- EXERCISE GOAL -
Write out all lines holding the word "tCO₂e".

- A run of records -
________________

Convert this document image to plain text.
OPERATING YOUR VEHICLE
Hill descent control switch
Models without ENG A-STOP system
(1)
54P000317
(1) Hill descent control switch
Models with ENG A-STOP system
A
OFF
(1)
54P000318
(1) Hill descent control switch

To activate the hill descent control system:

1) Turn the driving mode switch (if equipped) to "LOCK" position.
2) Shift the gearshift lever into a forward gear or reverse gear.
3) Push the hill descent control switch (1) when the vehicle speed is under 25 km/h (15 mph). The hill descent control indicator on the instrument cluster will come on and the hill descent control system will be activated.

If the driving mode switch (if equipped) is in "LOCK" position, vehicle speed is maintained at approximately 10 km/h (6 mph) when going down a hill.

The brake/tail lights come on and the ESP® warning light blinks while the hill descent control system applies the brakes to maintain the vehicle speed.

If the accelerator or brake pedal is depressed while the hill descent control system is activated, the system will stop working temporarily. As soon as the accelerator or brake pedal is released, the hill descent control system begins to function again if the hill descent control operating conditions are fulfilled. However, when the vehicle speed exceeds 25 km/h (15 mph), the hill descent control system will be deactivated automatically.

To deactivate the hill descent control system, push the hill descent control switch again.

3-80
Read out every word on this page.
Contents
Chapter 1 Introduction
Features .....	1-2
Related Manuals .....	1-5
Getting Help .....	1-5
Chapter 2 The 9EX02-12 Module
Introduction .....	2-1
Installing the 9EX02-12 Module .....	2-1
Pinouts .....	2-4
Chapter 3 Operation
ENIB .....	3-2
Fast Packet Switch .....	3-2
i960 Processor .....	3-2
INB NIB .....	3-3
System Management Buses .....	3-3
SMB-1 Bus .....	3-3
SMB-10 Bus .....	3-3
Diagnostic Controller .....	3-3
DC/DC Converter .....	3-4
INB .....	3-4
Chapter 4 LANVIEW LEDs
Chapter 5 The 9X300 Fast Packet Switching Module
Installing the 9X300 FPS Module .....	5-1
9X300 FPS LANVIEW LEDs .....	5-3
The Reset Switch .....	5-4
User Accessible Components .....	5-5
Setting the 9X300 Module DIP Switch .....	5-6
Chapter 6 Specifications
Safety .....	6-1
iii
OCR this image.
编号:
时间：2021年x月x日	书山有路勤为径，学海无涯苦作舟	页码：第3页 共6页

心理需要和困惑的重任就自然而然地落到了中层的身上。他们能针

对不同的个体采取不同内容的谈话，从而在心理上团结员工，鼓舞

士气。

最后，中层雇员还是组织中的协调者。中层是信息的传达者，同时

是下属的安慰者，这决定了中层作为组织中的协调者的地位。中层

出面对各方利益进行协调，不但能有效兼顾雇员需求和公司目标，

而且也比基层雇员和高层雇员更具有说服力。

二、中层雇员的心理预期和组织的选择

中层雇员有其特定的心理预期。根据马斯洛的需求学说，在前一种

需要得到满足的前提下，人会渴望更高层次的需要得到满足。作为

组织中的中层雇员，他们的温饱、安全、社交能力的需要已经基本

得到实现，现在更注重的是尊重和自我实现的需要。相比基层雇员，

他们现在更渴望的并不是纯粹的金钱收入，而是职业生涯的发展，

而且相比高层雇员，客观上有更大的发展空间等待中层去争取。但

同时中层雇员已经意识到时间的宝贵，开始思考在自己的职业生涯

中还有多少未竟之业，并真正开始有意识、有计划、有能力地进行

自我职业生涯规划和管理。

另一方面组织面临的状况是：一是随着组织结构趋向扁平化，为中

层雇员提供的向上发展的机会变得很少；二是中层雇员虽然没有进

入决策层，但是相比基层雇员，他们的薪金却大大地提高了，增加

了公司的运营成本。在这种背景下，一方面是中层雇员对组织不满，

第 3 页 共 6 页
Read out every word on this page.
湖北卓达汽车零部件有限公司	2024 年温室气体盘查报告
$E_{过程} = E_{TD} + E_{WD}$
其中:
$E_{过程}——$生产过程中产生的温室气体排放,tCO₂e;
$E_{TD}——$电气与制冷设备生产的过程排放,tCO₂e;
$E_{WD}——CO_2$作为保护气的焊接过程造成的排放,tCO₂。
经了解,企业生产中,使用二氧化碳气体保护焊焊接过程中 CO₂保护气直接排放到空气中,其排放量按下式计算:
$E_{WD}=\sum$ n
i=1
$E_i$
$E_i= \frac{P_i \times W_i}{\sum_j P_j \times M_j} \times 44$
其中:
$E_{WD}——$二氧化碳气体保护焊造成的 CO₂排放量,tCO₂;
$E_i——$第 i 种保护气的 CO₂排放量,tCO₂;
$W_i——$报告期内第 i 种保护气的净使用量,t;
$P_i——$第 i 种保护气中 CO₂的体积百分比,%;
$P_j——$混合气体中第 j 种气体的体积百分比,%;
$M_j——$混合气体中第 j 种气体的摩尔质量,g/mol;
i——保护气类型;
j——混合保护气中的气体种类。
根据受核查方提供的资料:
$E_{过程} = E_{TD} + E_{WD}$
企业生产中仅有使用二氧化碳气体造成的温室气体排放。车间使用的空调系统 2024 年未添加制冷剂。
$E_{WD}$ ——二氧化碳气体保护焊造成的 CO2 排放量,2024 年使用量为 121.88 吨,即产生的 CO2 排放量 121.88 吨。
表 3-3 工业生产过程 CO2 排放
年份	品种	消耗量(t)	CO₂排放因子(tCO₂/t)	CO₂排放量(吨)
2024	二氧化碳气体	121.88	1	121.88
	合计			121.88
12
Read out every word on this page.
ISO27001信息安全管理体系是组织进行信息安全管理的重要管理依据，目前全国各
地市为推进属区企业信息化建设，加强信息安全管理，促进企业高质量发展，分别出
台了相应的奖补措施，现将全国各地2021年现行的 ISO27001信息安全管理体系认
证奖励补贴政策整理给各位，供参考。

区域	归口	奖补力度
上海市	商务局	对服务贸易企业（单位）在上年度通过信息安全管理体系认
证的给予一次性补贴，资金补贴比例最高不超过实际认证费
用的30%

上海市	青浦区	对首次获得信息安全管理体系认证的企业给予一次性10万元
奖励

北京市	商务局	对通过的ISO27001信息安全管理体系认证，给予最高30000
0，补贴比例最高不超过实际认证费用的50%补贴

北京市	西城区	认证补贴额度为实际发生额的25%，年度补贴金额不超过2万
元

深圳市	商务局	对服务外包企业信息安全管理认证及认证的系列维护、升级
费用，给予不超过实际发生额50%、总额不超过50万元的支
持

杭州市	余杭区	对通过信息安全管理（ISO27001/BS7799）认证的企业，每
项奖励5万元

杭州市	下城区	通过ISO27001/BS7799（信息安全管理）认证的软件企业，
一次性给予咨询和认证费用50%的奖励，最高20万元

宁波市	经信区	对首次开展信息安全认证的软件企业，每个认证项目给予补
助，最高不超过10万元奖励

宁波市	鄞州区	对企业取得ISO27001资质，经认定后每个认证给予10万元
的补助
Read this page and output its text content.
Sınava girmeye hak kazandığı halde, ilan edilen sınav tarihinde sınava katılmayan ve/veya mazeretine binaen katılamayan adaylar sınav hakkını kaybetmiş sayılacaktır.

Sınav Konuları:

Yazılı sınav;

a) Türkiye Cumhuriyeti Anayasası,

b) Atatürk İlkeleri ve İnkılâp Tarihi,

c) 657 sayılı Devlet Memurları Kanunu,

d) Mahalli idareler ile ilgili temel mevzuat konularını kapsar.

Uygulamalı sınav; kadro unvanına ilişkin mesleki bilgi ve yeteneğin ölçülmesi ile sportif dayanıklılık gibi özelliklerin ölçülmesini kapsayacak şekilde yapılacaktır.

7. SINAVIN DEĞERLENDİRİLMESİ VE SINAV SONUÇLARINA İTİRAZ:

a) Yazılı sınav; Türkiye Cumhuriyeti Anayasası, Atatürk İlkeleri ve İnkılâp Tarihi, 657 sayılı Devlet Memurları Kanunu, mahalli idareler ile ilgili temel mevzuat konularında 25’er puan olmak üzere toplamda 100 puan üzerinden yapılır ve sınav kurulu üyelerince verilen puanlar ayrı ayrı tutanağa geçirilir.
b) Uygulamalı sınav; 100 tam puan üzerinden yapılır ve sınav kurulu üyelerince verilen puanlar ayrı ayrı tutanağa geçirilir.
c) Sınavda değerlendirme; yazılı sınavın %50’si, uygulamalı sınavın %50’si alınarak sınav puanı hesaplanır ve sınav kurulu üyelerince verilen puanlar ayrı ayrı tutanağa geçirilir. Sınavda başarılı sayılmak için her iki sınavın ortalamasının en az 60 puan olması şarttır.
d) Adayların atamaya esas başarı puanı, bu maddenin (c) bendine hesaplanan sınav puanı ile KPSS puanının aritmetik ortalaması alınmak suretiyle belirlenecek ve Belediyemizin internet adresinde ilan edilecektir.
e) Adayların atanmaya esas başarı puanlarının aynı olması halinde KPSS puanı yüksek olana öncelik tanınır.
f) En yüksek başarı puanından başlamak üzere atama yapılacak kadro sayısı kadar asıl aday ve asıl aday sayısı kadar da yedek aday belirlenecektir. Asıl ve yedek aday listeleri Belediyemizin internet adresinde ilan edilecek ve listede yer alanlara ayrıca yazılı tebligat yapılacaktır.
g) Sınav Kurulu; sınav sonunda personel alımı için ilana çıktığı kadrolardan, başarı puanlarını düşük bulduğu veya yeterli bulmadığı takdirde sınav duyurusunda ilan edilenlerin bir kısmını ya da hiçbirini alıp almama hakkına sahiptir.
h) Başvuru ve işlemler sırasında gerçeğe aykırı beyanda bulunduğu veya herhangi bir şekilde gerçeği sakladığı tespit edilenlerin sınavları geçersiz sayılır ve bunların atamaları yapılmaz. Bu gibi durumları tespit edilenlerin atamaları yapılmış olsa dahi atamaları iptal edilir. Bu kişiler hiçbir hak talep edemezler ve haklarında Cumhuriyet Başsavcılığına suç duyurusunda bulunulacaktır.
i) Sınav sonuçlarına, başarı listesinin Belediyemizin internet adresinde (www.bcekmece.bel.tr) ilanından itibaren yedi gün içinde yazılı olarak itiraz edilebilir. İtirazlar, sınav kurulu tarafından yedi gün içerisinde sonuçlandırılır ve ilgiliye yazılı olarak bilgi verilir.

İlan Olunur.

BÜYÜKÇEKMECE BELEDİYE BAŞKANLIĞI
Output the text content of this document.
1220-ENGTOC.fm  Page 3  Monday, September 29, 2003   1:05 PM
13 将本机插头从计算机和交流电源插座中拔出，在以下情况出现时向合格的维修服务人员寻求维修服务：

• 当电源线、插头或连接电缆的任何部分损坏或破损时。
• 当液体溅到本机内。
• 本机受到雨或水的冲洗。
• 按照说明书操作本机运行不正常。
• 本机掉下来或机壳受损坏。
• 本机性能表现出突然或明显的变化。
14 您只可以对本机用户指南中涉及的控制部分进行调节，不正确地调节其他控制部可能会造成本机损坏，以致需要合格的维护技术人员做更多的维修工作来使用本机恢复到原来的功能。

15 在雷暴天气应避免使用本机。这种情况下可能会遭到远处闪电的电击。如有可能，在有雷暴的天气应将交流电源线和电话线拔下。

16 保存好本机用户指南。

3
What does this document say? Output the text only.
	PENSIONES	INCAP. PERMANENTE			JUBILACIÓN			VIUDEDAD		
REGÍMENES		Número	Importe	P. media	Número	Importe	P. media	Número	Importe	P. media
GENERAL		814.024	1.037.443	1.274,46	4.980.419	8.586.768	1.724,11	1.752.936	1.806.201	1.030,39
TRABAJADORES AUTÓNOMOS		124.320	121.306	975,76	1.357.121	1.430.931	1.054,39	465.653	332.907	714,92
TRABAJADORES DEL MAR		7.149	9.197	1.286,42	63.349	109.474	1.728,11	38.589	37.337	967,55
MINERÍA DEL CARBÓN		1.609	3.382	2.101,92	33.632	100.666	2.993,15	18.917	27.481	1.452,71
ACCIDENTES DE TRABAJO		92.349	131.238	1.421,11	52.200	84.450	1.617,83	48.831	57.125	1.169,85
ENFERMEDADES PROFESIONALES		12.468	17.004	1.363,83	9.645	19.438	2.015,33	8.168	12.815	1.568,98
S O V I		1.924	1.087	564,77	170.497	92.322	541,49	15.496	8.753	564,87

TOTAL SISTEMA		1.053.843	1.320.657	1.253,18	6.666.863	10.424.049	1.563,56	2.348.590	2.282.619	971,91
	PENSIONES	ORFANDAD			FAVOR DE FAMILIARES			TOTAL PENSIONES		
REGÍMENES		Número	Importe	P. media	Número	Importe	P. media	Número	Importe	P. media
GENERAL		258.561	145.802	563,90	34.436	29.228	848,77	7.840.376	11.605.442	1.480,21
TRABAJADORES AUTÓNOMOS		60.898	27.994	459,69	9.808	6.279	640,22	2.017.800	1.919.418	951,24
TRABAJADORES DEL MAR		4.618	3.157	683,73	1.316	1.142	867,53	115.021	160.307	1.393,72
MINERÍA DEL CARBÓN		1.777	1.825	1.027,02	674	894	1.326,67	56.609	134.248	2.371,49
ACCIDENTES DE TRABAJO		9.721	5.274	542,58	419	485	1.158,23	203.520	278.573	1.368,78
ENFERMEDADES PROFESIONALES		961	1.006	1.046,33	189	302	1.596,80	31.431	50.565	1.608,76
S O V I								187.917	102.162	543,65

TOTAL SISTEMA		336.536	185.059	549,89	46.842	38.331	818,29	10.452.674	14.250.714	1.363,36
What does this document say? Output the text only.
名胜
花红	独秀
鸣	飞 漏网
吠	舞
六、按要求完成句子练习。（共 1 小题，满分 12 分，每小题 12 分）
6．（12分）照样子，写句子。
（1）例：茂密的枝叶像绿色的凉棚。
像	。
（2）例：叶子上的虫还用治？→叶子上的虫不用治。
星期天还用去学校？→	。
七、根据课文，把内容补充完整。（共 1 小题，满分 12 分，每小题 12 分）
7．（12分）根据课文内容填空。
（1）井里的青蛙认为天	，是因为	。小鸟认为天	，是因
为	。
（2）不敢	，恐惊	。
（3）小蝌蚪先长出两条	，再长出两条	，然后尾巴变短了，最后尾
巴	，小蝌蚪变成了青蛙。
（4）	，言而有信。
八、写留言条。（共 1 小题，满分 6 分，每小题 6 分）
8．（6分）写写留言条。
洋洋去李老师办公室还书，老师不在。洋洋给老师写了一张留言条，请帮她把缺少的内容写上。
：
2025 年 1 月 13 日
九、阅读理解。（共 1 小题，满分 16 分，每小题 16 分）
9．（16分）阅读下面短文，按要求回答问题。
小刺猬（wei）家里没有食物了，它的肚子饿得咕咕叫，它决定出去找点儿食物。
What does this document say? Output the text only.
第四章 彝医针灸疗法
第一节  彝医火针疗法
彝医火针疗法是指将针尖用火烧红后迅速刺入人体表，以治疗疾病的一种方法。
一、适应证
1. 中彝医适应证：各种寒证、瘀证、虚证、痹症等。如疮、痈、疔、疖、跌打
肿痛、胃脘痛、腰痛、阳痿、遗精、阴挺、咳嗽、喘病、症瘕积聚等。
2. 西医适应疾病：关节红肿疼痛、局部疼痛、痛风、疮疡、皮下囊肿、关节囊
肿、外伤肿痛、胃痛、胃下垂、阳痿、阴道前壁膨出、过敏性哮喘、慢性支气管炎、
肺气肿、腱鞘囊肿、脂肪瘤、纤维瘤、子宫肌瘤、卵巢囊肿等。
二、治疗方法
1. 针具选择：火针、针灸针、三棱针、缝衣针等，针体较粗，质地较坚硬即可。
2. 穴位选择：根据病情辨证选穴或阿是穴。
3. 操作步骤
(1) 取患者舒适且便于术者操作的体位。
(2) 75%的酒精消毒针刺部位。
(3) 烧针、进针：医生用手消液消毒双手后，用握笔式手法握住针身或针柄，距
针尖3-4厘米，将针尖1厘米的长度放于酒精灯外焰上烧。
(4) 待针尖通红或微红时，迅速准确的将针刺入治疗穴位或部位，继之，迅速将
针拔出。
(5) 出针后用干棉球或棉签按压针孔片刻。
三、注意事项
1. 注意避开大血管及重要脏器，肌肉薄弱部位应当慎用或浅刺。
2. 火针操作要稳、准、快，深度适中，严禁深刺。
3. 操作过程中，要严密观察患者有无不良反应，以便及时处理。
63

________________

- EXERCISE RESULT -
$E_{过程}——$生产过程中产生的温室气体排放,tCO₂e;
$E_{TD}——$电气与制冷设备生产的过程排放,tCO₂e;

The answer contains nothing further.